**DOCUMENT EXCERPT**
These intermediaries plan the allocation of available resources, which must be approved by all members. They also channel funds, transferred by the central government and collected from private sources, to the grassroots organizations. These implement their own projects and provide training and other support services. Partnerships provide a useful mechanism for central governments to reach specific target groups who may not be reached by devolution to local governments, without interfering with the priorities of the members of the target groups, and thus with the allocative efficiency of devolution. Government must design special instruments, first, to make resources available to the CSOs, matching the resources mobilized by their members and, second, to empower them to implement the activities that are recognized as leading to the common objectives of the CSO and government.

4.6 Privatization

If the central government is willing to give up a direct hand in policy formulation and control it may attempt to achieve the objectives of both production and allocative efficiency by transferring the ownership and/or control of the public service’s assets to the private sector. In this case, decentralization takes the form of privatization. Typically, privatization also implies that the services are allocated through the market system with the consumer paying for the service being delivered but government may still subsidize or tax certain services to achieve its objectives.

‘Privatization’ in the sense that the term is defined by Adam et al. (1992) can be achieved by:

“(i) the outright, or partial, sale of assets by the state;

(ii) the transfer of assets to the private sector under leasing arrangements; and

(iii) the introduction of management contracting arrangements” .

5. CONTEXT OF ADMINISTRATIVE DECENTRALIZATION IN BANGLADESH

Bangladesh  is  an  administered  polity.  Bureaucratic culture is characterized by centralization of authority, elitism, authoritarianism, corruption, lack of accountability and transparency, resistance to change and subordinate status of citizens vis-a-vis civil servants.

Centralization of authority is noticed in the tendency to concentrate power at the top of the hierarchy leaving little scope of decision making at lower levels. A centralized bureaucratic edifice has been built around four closely related factors, i.e., the secretariat system, the systematic preference for generalists, the cadre system and rigid and formal patterns of rank hierarchy. Elitism is pervasive in the civil service and like centralization a legacy from the days of the British Raj (rule). This is reflected in how different services have been organized within civil service system and how civil servants interact with citizens. Closed career concept nurtures elitism.

Emphasis on age and seniority in promotion, red tapism, down- ward flow of communication, unwillingness to hear critical feed- back from subordinates all indicate the existence of authoritarian tendencies among civil servants. Corruption is a dominant component of bureaucratic culture. There is a widespread feeling that corruption has been institutionalized in the civil service. No one denies its existence. Differences in opinion exist in terms of its nature, level and extent. Accountability system in the civil service is not effective. Internal mechanisms, i.e. hierarchy, rules and regulations do not serve the intended purpose. External mechanisms like ministerial supervision, parliamentary committees, and press have not worked well. Transparency still remains alien to bureaucratic culture. Decision making process is kept out of the purview of clients and anything of significance is marked secret and guarded closely. Non-transparent nature of decision making is linked to both lack of accountability and bureaucratic corruption.

Resistance to change is all pervasive. Major administrative reform initiatives have failed mostly due to resistance from within resulting a civil service that is mostly inefficient, incompetent, and lethargic and suffer from tunnel vision.

**WORK TO COMPLETE**
[A] Extract every line of the rows that contains the string "tick", matching case exactly.
[B] Write what comes next in the passage on decentralization and the Bangladesh civil service, picking up after its final sentence.

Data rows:
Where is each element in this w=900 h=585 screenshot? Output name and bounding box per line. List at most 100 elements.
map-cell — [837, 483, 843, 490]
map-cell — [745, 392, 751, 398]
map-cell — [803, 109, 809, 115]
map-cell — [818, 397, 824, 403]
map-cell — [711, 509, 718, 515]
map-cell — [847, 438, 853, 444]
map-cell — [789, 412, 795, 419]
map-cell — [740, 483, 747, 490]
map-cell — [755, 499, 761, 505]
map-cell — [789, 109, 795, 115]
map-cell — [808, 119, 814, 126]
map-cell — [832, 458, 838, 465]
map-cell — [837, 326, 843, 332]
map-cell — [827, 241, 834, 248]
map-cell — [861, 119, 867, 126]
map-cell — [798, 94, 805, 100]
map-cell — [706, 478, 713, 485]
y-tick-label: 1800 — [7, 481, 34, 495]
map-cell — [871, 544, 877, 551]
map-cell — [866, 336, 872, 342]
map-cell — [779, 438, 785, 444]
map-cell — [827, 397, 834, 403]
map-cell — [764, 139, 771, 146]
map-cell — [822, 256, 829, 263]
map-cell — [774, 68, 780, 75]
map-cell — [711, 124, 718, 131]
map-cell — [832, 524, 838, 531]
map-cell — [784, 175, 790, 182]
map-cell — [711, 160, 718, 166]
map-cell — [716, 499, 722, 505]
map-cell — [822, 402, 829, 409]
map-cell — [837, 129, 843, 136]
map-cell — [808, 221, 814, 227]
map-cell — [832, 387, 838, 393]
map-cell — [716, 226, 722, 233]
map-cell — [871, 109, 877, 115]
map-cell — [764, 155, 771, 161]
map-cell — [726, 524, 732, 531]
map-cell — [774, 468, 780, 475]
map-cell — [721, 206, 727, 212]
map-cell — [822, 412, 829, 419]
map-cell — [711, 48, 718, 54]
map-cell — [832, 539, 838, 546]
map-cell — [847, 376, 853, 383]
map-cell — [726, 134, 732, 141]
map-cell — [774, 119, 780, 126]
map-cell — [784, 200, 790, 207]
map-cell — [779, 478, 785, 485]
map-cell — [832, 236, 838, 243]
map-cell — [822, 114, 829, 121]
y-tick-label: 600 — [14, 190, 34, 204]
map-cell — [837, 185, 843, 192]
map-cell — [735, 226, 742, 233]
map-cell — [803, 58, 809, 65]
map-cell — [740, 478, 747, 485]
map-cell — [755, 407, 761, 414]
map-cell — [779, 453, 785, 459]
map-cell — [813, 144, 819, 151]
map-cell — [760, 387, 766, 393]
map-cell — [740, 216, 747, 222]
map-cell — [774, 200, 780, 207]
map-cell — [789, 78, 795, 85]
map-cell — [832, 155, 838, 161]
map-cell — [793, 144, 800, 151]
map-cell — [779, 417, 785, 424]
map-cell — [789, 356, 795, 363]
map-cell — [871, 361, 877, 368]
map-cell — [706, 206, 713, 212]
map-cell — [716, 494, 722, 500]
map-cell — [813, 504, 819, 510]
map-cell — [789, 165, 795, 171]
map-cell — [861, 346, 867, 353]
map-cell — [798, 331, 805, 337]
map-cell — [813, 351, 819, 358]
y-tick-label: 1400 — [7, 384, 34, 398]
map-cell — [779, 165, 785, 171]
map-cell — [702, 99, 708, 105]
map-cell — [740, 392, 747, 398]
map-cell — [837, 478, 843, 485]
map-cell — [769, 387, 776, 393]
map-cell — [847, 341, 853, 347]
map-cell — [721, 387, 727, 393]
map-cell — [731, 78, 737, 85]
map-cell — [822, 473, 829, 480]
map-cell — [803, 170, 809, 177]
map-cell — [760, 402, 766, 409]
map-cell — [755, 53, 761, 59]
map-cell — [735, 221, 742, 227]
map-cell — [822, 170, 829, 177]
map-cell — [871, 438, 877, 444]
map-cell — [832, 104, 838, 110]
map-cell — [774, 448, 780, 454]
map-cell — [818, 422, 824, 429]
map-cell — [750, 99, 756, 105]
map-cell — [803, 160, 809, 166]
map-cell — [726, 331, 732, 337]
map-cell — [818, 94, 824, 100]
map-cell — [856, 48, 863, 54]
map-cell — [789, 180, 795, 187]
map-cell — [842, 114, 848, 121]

**ANSWERS FOR THE EXERCISE**
[A]
y-tick-label: 1800 — [7, 481, 34, 495]
y-tick-label: 600 — [14, 190, 34, 204]
y-tick-label: 1400 — [7, 384, 34, 398]

[B]
The administrative system encourages total and complete dependence of citizens on civil servants. This dependency has adversely affected the status of citizens vis-a-vis civil servants. Changes in the behavioural orientation has not taken place among civil servants thereby a tendency exists among them to treat citizens as subordinates.

In the backdrop of prevailing bureaucratic culture a brief picture of the size, structure and management of the civil service is in order. Little over 0.93 million people are working in the civil service of Bangladesh. These individuals are in place in ministries/divisions. There are some 48,000 sanctioned class I officer posts, but class I civil servants in posts number 39,862 of whom 35,043 are male and 4,819 are female. Of the total class I officers 28,446 are cadre officers and 11,416are non- cadre officers. There are 29 cadres

in the civil service. The structure of the civil service indicates a rigid pattern of rank which corresponds to occupational type and hence the horizontal classification is based on a number of factors including levels of responsibility, educational requirements and pay range. Management of the civil service is conducted within an integrated framework. The Ministry of Establishment (MOE) acts as the central personnel agency of the government. It lays down broad policies, principles and regulations for managing the civil service  and initiates  measures  for  employee  welfare  and  for improvement of procedures and techniques relating to personnel administration. The Bangladesh Public Service Commission (BPSC), a constitutional body, also performs important personnel functions pertaining to civil service. One of the major functions of BPSC is to conduct tests and examinations for the selection of suitable persons for appointment to the civil service.

5.1. ADMINISTRATIVE DECENTRALIZATION IN BANGLADESH

In  this  section  the  discussion  focuses  on  extent  and   level   of administrative decentralisation in Bangladesh The powers and functions of departments/directorates and autonomous bodies/ corporations are reviewed vis-a-vis role and authority of ministries/ divisions from the perspective of deconcentratron and delegation. In order to get a clear picture of administrative deconcentration, the powers and functions given to  ministries/divisions  and   departments/ directorates   and autonomous bodies/corporations by office memos and what these public organizations are exercising in reality, observations of two relevant administrative reform bodies are also examined. Recommendations of these bodies to improve upon the existing situation are also reviewed.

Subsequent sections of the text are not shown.